> EXTRACTED TEXT

⁂

[Analytics] If China cuts rare earth supplies, what can the US do?

An excavator loads rare earth onto a truck on a quay at the Port of Lianyungang in Lianyungang city, east China’s Jiangsu province, on November 4, 2012. Photo: AFP. Sketched by the Pan Pacific Agency.

China has once again hinted strongly that it may retaliate against the United States in the latest trade war round by cutting off US supplies of rare earth products. While President Donald Trump has raised tariffs on many Chinese exports to the United States, no tariffs were put on rare earth materials. As matters now stand, the US and its top Asian allies are totally dependent on China for rare earth metals and products, a dangerous situation impacting both national security and competitiveness, even halting the emerging battery-powered car market that depends on rare earth materials. Stephen Bryen specially for the Asia Times.

What can the US do?

China produces about 97% of rare earth ore, 97% of rare earth oxides, 89% of rare earth alloys, 75% of neodymium iron boron magnets (NdFeB) and 60% of samarium cobalt magnets (SmCo). The United States almost entirely lacks the refining, fabricating, metal-making, alloying and magnet manufacturing capacity to process rare earths and is nearly completely dependent on China.

Defense applications

Rare earth metals are used in commercial and defense applications. For example, Virginian-class nuclear-powered submarines each use 9,200 pounds of rare earth metals, while Arleigh Burke guided missile destroyers require about 5,200 lbs of rare earth metals – there are 66 destroyers in service and 14 either under construction or on order.

The F-35 Joint Strike Fighters each require 920 lbs of rare earth metals – 380 have been built so far and the total buy for the US alone is 2,663 aircraft with Japan now about to order an additional 105 F-35s.

Overall, the US defense market for rare earth materials is less than 5% of domestic consumption. But the defense market needs are for very high leverage applications such as fin actuators in missile guidance and control systems, disk drive motors installed in aircraft, tanks, missile systems and command and control centers, lasers for enemy mine detection, interrogators, underwater mines and counter-measures, satellite communications, radar and sonar on submarines and surface ships and optical equipment.

⁂

> DATASET SECTION

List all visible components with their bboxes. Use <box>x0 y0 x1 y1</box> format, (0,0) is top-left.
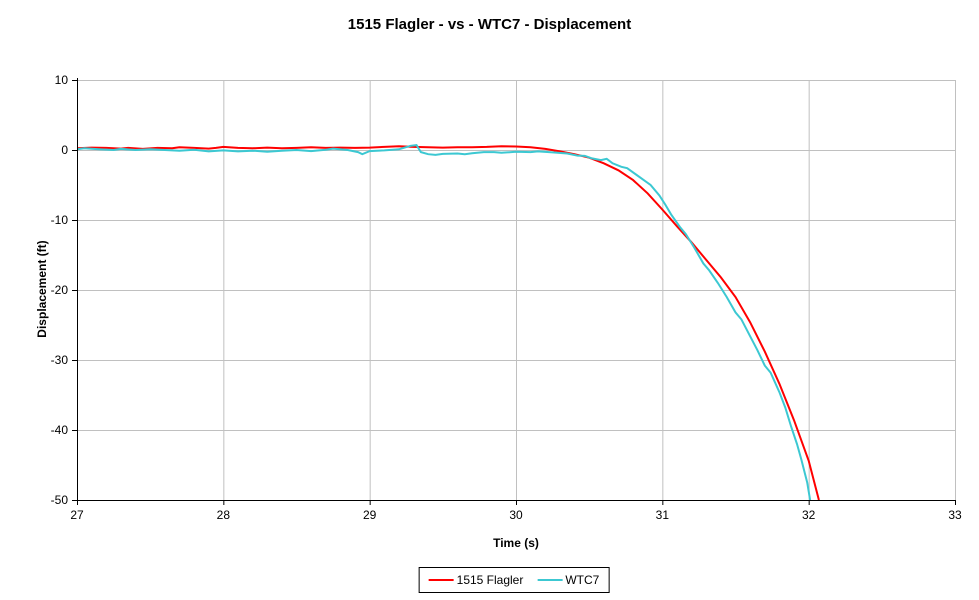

⁂

> SHORT PROBLEM A
Extract from the article on rare earth supplies the passage starting with "China has once" and going on through "the Asia Times.".
> SHORT PROBLEM B
Render this sentence from the article on rare earth supplies in Spanish: "Rare earth metals are used in commercial and defense applications."
> SHORT PROBLEM C
Proceed with the article on rare earth supplies, picking up after its final sentence.
The data placed after the article on rare earth supplies are separate material and stand apart from it.

> OUTPUT A
China has once again hinted strongly that it may retaliate against the United States in the latest trade war round by cutting off US supplies of rare earth products. While President Donald Trump has raised tariffs on many Chinese exports to the United States, no tariffs were put on rare earth materials. As matters now stand, the US and its top Asian allies are totally dependent on China for rare earth metals and products, a dangerous situation impacting both national security and competitiveness, even halting the emerging battery-powered car market that depends on rare earth materials. Stephen Bryen specially for the Asia Times.

> OUTPUT B
Los metales de tierras raras se utilizan en aplicaciones comerciales y de defensa.

> OUTPUT C
The Rare Earth Technology Alliance writes: “The electrical systems in aircraft use (rare earth) samarium-cobalt permanent magnets to generate power. These magnets are also essential to many military weapons systems.

“In addition, aircraft use small high-powered rare earth magnet actuators that control their various surfaces during operation. Heat-resistant ceramic coatings are applied to jet engines as a barrier to protect metal alloys. The ceramic coating maintains its heat-resistant durability thanks to yttrium oxide – an important rare earth element – which prevents the zirconia from transforming from a tetragonal to a nonclinical structure.

“Terfonal-D is a rare earth alloy made of terbium, iron and dysprosium that is used in high-power sonar on ships and submarines. Stealth helicopters use Terfonol-D speakers in their noise cancellation technology blades and NdFeB super magnets.”

Small scale projects

While there are some government-supported cooperative research projects with industry, these are mostly small scale. In spite of the rising importance of rare earth elements for national security, the US Defense Department has not sought to safeguard US supplies, either by stockpiling materials or partnering with industry to develop rare earth mining and refining outside China.

This is rather odd, because when it came to semiconductors and the need for certain products – even products coming from allied and friendly sources – the DOD invested a bundle. Perhaps the most famous investment was in supporting very high-speed chip development and manufacturing in a program called VHSIC (Very High Speed Integrated Circuit).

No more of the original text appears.